** Begin Supplied information **

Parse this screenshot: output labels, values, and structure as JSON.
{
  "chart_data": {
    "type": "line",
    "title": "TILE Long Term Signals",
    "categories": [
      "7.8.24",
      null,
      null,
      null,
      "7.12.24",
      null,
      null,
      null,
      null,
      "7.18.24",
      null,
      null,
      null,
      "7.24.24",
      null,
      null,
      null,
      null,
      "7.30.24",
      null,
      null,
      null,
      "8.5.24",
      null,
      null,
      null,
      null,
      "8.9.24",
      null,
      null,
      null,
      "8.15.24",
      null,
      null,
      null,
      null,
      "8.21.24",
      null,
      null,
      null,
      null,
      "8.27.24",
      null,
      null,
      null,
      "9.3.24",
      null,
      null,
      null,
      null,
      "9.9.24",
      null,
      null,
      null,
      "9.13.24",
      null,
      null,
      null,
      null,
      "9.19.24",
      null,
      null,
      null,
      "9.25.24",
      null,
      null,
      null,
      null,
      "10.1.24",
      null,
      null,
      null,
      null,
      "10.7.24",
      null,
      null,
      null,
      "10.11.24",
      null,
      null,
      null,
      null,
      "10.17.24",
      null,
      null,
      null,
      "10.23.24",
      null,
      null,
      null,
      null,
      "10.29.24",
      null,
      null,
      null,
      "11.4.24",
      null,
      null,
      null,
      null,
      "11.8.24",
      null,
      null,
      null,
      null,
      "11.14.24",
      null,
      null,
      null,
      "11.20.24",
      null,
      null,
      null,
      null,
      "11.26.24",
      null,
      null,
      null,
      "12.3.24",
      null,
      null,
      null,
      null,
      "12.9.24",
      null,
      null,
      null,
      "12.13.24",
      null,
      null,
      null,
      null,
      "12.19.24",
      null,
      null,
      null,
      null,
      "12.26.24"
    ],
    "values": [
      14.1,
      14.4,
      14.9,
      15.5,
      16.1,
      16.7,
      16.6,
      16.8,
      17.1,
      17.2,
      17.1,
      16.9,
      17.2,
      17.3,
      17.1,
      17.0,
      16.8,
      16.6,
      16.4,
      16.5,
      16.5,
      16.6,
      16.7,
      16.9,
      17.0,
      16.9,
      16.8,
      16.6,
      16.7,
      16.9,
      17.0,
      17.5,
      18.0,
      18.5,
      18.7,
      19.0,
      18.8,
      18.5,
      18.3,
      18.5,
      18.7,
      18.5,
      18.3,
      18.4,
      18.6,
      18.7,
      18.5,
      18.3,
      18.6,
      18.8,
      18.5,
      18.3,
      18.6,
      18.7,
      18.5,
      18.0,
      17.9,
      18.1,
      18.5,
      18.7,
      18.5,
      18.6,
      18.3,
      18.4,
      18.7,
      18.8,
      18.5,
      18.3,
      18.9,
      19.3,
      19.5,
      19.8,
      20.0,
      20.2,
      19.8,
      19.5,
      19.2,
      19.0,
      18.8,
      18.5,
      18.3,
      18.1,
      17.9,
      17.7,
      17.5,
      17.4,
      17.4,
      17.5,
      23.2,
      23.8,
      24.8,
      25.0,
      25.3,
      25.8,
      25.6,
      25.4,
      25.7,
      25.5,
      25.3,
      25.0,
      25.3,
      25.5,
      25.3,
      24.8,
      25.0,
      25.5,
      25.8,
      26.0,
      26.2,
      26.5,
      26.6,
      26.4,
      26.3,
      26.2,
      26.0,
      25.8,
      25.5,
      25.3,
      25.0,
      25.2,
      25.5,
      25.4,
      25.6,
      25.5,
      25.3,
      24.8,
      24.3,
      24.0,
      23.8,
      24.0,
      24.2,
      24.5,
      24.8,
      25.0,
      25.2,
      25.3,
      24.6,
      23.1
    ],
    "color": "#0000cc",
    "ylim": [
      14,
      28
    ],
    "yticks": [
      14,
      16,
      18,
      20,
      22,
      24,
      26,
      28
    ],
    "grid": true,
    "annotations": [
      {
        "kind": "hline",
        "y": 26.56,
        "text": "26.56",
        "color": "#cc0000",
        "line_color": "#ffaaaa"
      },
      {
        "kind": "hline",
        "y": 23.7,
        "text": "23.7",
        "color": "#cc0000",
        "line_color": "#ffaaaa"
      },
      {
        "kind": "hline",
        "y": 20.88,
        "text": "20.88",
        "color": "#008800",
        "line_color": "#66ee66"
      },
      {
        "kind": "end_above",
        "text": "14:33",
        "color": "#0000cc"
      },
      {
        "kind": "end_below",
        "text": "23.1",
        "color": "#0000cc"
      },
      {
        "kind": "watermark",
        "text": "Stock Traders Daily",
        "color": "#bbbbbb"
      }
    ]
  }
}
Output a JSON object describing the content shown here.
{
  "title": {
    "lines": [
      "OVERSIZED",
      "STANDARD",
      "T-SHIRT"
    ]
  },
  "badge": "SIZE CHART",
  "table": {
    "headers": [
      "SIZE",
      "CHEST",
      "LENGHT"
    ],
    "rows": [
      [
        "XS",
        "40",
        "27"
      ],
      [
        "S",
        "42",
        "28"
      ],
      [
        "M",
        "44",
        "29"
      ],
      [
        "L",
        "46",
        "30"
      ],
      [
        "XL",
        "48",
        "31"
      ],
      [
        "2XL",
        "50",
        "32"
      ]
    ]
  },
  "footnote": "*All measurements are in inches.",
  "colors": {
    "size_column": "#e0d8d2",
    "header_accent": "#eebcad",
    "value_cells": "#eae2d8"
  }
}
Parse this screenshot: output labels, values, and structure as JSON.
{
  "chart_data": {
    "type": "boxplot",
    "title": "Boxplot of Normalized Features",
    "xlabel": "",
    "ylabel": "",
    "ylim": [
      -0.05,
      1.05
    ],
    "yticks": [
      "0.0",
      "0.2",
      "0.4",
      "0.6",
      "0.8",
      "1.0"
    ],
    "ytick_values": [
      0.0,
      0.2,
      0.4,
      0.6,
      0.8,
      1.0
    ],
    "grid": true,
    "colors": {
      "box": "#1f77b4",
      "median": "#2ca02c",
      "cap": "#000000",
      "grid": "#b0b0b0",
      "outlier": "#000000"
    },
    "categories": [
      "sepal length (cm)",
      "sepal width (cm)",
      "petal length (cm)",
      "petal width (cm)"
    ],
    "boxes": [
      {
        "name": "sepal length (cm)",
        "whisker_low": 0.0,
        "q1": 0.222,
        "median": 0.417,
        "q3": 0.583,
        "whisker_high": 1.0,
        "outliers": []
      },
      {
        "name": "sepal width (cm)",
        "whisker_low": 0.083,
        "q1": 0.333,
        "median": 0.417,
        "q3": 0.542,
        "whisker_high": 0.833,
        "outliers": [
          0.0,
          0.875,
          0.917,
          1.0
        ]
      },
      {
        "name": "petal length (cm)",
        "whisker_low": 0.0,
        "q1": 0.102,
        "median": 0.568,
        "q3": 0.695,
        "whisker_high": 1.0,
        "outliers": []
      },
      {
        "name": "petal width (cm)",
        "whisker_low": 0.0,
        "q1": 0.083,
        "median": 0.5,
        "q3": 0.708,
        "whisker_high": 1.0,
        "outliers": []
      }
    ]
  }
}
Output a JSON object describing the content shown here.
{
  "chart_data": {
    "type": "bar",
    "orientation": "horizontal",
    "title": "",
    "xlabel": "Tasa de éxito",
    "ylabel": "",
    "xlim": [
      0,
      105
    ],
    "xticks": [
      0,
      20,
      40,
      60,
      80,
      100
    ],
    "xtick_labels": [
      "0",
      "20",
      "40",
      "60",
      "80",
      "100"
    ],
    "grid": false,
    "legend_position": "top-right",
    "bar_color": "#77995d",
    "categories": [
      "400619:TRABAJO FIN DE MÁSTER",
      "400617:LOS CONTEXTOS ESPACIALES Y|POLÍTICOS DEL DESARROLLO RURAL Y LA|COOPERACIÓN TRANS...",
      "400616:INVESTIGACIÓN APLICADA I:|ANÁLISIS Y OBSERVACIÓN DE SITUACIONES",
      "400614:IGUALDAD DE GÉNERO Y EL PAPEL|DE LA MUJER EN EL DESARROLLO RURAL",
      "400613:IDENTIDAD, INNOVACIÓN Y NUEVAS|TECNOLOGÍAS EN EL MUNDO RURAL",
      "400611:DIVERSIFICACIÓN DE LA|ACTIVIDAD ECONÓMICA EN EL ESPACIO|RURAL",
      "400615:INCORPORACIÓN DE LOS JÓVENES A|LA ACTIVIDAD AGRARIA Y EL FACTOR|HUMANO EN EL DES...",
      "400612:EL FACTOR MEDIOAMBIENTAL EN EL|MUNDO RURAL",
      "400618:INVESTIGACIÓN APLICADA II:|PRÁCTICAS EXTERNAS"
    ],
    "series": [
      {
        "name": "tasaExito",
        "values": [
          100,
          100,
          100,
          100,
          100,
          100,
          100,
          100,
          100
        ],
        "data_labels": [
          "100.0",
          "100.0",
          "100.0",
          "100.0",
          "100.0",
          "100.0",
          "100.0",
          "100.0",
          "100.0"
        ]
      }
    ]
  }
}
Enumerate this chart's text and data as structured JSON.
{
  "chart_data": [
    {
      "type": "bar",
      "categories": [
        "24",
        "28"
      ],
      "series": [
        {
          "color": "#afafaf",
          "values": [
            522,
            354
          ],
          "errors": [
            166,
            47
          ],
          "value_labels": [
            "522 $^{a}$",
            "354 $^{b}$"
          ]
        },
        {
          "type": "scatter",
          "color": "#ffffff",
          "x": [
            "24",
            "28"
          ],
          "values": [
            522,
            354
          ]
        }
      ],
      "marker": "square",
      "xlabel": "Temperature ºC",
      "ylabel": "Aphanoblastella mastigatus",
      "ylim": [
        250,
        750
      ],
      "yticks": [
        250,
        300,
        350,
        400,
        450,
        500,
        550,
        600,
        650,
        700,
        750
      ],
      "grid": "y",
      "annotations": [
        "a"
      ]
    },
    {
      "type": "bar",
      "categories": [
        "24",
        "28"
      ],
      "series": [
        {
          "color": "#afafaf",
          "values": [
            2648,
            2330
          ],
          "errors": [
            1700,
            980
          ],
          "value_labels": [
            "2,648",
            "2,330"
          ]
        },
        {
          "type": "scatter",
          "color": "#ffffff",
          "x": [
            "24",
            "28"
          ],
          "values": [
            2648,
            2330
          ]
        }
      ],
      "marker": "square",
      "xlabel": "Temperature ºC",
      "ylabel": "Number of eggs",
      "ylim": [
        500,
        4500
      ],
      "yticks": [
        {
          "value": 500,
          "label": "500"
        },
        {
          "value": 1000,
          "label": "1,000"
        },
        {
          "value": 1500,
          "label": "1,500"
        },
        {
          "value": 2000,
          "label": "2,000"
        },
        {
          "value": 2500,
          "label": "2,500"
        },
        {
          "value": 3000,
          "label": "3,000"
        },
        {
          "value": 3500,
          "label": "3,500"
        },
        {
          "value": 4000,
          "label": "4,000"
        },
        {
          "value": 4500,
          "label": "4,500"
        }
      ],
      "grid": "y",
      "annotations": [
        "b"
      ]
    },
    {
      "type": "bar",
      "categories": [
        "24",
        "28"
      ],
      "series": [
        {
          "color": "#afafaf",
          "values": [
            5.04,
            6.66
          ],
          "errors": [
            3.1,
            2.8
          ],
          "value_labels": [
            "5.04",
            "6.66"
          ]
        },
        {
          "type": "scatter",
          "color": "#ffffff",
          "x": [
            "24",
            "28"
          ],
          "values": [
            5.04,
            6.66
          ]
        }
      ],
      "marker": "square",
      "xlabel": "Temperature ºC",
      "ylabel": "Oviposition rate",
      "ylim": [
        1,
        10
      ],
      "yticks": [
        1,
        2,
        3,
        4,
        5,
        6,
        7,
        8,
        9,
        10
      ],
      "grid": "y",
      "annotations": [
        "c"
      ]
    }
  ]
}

** End Supplied information **

* _The task_:
All lines in the data that contain the word "MUNDO" should be copied.

* _Reply to the task_:
      "400613:IDENTIDAD, INNOVACIÓN Y NUEVAS|TECNOLOGÍAS EN EL MUNDO RURAL",
      "400612:EL FACTOR MEDIOAMBIENTAL EN EL|MUNDO RURAL",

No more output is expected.